→ REQUIREMENT
How many lines in the items below contain the string "типа"? Reply with the number alone.

→ TASK DATA
----
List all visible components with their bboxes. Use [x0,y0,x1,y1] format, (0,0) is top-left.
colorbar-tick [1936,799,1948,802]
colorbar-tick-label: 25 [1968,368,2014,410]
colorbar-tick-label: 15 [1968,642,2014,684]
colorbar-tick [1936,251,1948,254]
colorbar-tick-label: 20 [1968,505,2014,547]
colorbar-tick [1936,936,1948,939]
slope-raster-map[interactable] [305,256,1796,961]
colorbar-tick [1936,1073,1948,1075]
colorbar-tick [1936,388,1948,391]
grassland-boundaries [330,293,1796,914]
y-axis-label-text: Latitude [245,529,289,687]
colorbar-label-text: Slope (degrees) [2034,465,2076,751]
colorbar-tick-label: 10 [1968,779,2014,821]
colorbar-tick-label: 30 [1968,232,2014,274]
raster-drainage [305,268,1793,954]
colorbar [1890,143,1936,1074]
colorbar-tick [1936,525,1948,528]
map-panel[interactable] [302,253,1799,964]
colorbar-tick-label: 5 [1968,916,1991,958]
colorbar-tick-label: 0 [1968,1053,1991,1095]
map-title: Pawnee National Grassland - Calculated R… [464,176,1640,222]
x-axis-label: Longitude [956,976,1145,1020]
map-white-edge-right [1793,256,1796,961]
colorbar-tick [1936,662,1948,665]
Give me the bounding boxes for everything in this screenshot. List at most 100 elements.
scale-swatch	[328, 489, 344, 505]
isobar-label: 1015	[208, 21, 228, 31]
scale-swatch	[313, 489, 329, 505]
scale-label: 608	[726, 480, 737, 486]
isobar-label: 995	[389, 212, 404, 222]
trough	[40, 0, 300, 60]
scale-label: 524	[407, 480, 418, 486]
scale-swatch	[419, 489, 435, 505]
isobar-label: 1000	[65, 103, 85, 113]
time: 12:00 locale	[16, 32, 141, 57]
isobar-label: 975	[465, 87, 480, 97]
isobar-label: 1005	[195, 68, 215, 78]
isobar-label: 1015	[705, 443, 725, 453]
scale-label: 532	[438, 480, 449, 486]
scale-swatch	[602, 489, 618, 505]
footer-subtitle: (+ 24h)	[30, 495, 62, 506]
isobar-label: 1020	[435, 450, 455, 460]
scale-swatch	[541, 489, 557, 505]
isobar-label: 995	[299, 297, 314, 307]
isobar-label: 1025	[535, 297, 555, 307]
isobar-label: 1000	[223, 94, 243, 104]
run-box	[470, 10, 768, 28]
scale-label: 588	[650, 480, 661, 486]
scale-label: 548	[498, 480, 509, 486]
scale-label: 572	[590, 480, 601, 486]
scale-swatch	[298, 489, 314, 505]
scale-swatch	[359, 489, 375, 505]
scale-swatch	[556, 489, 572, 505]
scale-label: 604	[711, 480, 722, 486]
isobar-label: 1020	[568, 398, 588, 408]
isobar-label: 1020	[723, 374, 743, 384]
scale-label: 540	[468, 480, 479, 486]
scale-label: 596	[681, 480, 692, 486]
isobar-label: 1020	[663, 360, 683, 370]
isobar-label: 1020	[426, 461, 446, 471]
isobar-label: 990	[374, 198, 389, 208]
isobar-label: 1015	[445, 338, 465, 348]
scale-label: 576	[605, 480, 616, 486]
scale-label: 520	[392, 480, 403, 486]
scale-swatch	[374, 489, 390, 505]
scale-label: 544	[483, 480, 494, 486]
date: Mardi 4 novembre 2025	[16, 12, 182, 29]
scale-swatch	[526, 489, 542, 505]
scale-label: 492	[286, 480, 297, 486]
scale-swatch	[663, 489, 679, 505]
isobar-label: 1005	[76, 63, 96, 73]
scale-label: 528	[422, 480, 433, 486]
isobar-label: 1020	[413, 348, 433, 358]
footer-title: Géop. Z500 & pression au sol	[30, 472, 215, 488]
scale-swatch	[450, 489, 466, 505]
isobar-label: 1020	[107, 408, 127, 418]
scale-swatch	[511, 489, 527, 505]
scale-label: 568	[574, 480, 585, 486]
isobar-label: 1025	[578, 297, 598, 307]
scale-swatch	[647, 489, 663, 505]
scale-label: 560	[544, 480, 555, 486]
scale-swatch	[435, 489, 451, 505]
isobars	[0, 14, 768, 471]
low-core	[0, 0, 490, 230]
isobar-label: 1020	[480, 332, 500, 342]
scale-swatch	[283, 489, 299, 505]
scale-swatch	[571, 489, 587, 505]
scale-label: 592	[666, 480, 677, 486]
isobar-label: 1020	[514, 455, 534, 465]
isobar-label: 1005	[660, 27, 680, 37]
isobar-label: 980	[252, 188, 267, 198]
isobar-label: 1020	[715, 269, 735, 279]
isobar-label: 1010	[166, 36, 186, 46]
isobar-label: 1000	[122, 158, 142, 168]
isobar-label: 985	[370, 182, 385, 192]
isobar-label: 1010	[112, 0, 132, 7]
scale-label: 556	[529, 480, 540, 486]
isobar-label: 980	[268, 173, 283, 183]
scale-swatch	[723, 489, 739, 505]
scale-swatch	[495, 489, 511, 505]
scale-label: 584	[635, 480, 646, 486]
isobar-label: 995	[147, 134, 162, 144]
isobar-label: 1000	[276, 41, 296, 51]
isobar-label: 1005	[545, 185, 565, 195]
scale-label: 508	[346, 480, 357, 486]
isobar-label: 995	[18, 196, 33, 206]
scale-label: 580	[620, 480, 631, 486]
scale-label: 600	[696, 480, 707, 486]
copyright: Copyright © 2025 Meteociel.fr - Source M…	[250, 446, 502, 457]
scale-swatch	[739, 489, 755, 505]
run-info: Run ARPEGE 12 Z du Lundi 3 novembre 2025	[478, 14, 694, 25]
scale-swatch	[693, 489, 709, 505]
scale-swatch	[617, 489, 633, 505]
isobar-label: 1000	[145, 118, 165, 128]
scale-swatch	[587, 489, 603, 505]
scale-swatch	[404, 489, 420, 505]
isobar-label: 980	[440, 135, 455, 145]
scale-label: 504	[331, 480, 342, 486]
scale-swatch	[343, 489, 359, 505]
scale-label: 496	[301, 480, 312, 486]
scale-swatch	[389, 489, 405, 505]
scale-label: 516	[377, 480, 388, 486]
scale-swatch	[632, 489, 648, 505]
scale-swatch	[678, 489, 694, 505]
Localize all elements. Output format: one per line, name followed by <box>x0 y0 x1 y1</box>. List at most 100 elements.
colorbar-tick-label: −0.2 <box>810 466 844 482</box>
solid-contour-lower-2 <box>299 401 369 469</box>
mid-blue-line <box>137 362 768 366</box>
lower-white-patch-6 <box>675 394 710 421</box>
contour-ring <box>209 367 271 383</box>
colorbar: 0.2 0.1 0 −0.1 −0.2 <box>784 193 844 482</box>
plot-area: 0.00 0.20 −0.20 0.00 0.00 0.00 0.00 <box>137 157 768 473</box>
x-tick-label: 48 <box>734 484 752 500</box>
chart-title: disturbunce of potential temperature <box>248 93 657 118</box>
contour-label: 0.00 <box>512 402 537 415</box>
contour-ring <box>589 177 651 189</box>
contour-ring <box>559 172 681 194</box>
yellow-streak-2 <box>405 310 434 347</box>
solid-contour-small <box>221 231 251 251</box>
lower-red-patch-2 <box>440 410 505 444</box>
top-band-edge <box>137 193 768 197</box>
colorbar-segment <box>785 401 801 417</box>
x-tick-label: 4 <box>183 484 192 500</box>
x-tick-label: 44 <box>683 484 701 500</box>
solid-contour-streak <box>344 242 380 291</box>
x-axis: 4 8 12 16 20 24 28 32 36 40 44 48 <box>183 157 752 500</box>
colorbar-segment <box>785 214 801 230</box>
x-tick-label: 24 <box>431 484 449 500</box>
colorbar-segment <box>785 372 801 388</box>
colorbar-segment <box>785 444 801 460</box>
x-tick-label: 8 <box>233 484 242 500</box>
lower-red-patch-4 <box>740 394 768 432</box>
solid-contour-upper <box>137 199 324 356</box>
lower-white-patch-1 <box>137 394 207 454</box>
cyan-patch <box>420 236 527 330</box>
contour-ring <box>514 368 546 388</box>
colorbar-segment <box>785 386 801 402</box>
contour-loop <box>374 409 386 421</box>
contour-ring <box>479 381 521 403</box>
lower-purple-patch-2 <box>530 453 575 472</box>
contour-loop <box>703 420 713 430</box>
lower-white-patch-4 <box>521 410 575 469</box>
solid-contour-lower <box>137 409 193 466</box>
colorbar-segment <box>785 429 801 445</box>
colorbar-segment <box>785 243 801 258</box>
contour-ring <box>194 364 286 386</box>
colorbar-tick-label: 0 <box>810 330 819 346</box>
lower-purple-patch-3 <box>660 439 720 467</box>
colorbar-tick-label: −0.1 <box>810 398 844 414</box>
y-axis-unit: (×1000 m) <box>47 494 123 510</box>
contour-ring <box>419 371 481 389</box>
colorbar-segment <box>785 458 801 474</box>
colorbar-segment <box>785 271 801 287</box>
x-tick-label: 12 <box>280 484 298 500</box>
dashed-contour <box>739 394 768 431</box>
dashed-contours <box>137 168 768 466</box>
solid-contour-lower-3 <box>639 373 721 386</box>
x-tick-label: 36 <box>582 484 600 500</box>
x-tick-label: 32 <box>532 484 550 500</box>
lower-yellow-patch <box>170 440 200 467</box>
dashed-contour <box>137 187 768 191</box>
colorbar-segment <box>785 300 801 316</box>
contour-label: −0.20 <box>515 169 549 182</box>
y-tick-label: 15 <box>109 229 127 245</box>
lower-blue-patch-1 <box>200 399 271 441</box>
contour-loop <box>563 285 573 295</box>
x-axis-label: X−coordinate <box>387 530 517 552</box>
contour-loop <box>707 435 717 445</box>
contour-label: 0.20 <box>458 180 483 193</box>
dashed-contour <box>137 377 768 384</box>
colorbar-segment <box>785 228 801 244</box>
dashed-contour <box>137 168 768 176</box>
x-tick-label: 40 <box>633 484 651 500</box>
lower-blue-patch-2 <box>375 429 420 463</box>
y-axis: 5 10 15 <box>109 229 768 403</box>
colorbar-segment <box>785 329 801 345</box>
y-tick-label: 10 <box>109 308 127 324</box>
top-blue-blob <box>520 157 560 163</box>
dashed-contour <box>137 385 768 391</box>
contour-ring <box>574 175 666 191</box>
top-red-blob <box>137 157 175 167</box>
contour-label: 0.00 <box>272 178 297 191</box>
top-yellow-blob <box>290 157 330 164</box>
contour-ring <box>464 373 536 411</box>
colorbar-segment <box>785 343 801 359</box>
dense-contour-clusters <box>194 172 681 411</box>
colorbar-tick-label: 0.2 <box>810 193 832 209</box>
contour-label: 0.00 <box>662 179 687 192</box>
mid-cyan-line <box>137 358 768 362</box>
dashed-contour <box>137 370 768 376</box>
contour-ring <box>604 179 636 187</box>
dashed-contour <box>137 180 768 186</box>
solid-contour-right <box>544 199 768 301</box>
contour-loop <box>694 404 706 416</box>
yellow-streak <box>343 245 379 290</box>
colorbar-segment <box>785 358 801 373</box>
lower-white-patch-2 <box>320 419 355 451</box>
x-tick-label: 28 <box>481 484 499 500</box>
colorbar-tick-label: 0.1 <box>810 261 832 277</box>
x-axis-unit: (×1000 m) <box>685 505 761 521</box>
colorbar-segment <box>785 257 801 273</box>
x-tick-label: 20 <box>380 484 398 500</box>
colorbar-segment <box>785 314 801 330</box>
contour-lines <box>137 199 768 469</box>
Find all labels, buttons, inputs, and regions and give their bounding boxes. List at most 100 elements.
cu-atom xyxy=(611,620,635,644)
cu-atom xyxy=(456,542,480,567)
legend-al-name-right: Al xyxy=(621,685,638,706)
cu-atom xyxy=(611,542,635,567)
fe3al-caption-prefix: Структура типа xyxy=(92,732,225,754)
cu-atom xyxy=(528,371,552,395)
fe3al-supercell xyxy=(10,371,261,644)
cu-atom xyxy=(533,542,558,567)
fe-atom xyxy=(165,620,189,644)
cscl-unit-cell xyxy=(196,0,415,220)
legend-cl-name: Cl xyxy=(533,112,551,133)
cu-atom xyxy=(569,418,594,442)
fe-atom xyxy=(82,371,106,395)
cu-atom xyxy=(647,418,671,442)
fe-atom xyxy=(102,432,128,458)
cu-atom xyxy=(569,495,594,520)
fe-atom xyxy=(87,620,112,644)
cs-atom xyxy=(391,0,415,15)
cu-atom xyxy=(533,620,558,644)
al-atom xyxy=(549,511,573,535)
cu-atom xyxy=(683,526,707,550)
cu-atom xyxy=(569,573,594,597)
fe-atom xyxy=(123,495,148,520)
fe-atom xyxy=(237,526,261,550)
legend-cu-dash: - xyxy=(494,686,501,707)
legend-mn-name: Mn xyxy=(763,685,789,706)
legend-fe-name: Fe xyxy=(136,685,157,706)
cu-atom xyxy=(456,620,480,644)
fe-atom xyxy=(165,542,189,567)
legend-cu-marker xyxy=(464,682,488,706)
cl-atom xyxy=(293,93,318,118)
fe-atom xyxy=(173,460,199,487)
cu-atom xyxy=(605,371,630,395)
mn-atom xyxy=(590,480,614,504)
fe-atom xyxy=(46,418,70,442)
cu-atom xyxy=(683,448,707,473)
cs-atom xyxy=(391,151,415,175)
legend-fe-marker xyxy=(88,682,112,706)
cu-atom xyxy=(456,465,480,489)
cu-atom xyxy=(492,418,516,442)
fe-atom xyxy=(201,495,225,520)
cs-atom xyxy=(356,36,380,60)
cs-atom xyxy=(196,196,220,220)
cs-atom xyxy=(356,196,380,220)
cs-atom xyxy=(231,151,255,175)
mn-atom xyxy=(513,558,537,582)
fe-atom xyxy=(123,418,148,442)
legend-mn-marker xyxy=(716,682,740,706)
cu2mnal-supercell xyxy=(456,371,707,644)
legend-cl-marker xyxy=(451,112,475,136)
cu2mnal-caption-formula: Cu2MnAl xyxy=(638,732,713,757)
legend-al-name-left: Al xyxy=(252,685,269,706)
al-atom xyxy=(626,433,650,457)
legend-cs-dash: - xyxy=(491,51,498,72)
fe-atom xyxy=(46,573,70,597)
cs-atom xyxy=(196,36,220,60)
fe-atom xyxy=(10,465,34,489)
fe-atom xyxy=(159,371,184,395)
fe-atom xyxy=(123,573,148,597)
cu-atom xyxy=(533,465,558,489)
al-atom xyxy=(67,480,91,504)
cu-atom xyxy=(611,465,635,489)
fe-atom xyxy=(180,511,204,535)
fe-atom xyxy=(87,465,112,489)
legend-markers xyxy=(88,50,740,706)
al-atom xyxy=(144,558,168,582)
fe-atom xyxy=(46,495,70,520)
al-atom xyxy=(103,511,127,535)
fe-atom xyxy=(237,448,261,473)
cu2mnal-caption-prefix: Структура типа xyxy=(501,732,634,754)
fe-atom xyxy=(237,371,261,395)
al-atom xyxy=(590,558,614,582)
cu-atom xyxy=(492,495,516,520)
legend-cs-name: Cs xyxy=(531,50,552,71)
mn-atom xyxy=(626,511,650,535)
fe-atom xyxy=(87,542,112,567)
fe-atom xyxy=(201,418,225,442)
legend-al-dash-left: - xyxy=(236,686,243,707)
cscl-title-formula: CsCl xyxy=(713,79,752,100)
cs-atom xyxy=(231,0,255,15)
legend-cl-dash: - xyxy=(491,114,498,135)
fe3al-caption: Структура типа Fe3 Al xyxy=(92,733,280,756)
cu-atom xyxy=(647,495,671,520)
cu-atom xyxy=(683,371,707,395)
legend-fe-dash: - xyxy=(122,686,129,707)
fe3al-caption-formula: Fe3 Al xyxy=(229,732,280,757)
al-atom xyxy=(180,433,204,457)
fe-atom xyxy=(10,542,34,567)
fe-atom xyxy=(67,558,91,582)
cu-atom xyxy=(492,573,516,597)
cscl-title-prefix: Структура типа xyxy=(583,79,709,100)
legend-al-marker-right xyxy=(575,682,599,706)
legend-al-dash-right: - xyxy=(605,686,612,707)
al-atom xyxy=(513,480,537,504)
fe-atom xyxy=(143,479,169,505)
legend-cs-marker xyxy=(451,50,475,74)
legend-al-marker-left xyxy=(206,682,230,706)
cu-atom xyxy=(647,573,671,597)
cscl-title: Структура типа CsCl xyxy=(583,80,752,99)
----
→ IN RESPONSE
5